GIVEN REQUEST
Pick out every line holding the string "Пылевая" and copy it.

## begin DATA SHOWN

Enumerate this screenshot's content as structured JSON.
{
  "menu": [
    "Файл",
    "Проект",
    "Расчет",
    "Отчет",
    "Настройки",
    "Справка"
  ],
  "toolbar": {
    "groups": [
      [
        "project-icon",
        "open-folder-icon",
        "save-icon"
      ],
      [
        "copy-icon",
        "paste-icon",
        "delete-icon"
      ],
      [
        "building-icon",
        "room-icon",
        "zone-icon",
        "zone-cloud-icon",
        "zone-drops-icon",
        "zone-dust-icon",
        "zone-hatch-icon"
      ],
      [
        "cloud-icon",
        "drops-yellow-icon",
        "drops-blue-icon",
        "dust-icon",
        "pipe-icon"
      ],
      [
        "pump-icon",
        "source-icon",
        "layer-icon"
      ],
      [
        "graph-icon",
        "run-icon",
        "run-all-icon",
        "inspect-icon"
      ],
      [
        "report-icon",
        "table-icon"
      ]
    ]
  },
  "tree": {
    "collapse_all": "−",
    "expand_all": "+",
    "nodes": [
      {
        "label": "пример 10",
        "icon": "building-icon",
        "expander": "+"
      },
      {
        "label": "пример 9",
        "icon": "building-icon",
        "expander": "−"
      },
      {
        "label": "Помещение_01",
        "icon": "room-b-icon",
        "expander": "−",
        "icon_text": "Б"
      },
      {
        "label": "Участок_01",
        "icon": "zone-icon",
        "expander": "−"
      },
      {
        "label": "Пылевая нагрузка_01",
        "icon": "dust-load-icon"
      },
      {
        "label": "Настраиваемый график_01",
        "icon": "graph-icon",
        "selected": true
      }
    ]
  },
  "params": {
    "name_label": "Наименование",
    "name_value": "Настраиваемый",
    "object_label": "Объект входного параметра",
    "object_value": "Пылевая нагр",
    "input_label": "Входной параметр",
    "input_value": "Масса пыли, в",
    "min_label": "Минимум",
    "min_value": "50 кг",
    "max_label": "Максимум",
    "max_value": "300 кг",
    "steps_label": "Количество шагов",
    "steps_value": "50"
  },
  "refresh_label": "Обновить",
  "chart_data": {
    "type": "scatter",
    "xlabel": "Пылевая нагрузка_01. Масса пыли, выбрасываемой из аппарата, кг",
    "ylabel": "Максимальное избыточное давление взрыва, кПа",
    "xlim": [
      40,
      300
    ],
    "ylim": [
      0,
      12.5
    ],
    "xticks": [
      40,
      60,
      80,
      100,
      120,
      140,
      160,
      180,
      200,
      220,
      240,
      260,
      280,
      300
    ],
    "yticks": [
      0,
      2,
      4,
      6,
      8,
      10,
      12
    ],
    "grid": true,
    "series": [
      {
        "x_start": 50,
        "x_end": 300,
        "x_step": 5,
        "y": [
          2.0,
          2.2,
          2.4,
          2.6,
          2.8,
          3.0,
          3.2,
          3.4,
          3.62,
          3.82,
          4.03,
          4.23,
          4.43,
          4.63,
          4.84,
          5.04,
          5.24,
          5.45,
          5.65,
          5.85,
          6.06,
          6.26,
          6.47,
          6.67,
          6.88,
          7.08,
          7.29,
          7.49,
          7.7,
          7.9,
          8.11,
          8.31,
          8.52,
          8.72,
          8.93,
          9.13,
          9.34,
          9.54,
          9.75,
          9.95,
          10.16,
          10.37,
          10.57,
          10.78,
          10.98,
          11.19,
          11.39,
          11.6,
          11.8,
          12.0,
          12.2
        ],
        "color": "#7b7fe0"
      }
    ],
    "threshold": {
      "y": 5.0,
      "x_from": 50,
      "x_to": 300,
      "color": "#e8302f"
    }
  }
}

## end DATA SHOWN

WRITTEN RESPONSE
        "label": "Пылевая нагрузка_01",
    "object_value": "Пылевая нагр",
    "xlabel": "Пылевая нагрузка_01. Масса пыли, выбрасываемой из аппарата, кг",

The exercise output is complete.